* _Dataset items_
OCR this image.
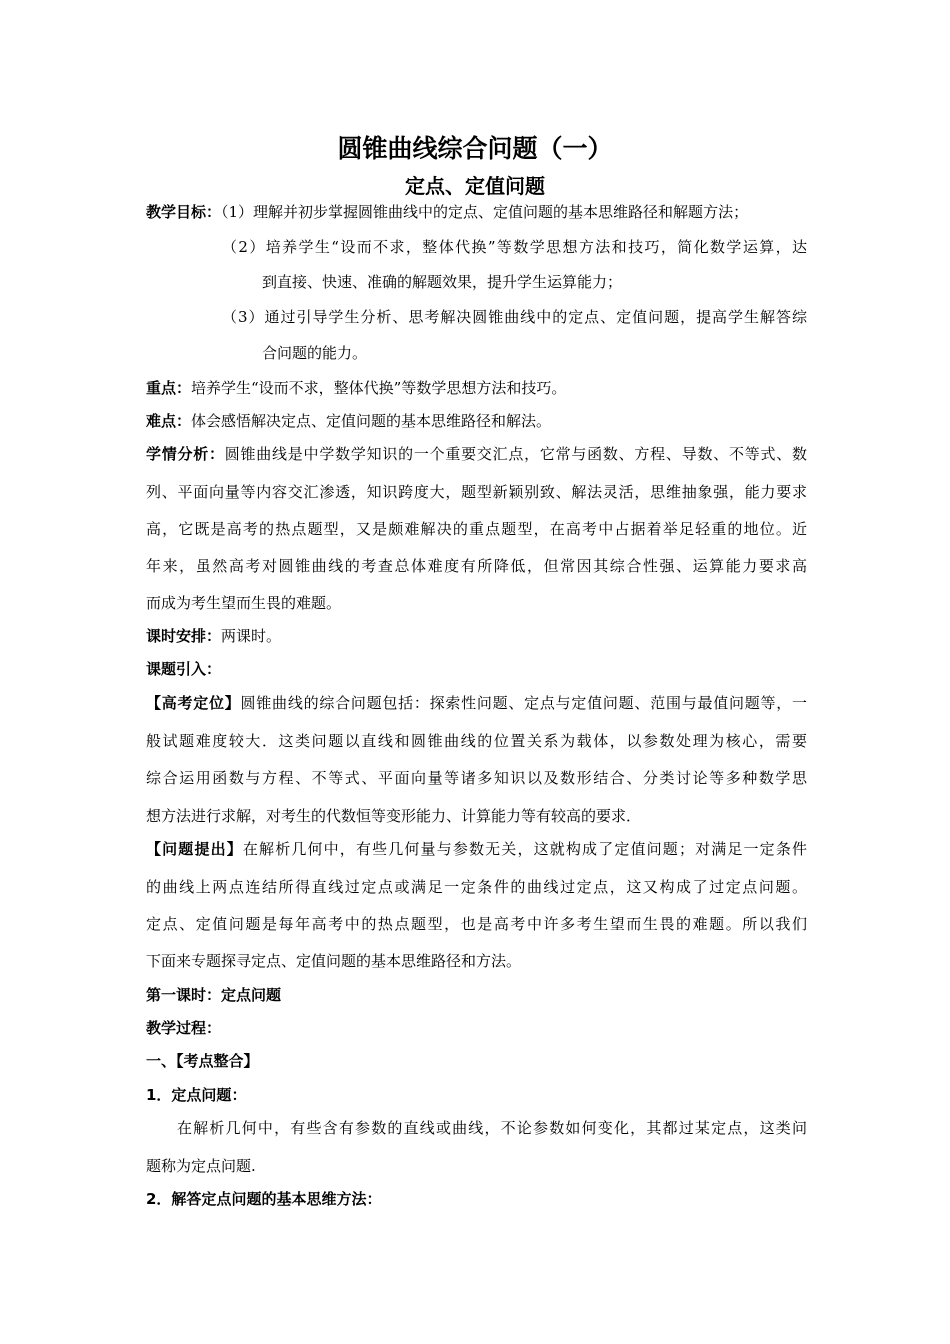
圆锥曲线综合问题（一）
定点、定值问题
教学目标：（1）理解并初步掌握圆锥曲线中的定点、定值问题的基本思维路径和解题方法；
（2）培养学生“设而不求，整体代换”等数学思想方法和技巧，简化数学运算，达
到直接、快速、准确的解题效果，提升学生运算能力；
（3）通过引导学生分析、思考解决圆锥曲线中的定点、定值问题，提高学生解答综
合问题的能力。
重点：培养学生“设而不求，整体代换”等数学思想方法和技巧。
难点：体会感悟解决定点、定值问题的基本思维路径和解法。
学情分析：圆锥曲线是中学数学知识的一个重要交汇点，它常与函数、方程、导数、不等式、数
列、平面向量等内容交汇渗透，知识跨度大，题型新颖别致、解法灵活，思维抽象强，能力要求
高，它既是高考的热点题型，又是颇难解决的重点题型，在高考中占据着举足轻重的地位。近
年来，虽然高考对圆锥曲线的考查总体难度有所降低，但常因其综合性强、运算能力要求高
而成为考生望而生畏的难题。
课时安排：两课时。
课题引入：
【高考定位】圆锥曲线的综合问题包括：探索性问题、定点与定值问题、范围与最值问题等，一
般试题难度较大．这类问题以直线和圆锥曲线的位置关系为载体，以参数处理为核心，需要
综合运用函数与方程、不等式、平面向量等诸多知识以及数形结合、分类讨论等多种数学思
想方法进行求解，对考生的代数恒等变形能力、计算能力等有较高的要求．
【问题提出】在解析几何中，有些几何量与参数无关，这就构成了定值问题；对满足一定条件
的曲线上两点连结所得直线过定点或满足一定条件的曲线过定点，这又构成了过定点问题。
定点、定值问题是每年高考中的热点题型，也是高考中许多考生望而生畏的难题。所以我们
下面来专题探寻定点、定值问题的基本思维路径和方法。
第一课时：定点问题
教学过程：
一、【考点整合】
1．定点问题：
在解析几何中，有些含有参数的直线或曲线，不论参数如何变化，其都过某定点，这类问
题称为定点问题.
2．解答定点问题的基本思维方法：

* _Task statement_
Quote the records in full and exactly; skip any image.

* _Response_
OCR this image.
圆锥曲线综合问题（一）
定点、定值问题
教学目标：（1）理解并初步掌握圆锥曲线中的定点、定值问题的基本思维路径和解题方法；
（2）培养学生“设而不求，整体代换”等数学思想方法和技巧，简化数学运算，达
到直接、快速、准确的解题效果，提升学生运算能力；
（3）通过引导学生分析、思考解决圆锥曲线中的定点、定值问题，提高学生解答综
合问题的能力。
重点：培养学生“设而不求，整体代换”等数学思想方法和技巧。
难点：体会感悟解决定点、定值问题的基本思维路径和解法。
学情分析：圆锥曲线是中学数学知识的一个重要交汇点，它常与函数、方程、导数、不等式、数
列、平面向量等内容交汇渗透，知识跨度大，题型新颖别致、解法灵活，思维抽象强，能力要求
高，它既是高考的热点题型，又是颇难解决的重点题型，在高考中占据着举足轻重的地位。近
年来，虽然高考对圆锥曲线的考查总体难度有所降低，但常因其综合性强、运算能力要求高
而成为考生望而生畏的难题。
课时安排：两课时。
课题引入：
【高考定位】圆锥曲线的综合问题包括：探索性问题、定点与定值问题、范围与最值问题等，一
般试题难度较大．这类问题以直线和圆锥曲线的位置关系为载体，以参数处理为核心，需要
综合运用函数与方程、不等式、平面向量等诸多知识以及数形结合、分类讨论等多种数学思
想方法进行求解，对考生的代数恒等变形能力、计算能力等有较高的要求．
【问题提出】在解析几何中，有些几何量与参数无关，这就构成了定值问题；对满足一定条件
的曲线上两点连结所得直线过定点或满足一定条件的曲线过定点，这又构成了过定点问题。
定点、定值问题是每年高考中的热点题型，也是高考中许多考生望而生畏的难题。所以我们
下面来专题探寻定点、定值问题的基本思维路径和方法。
第一课时：定点问题
教学过程：
一、【考点整合】
1．定点问题：
在解析几何中，有些含有参数的直线或曲线，不论参数如何变化，其都过某定点，这类问
题称为定点问题.
2．解答定点问题的基本思维方法：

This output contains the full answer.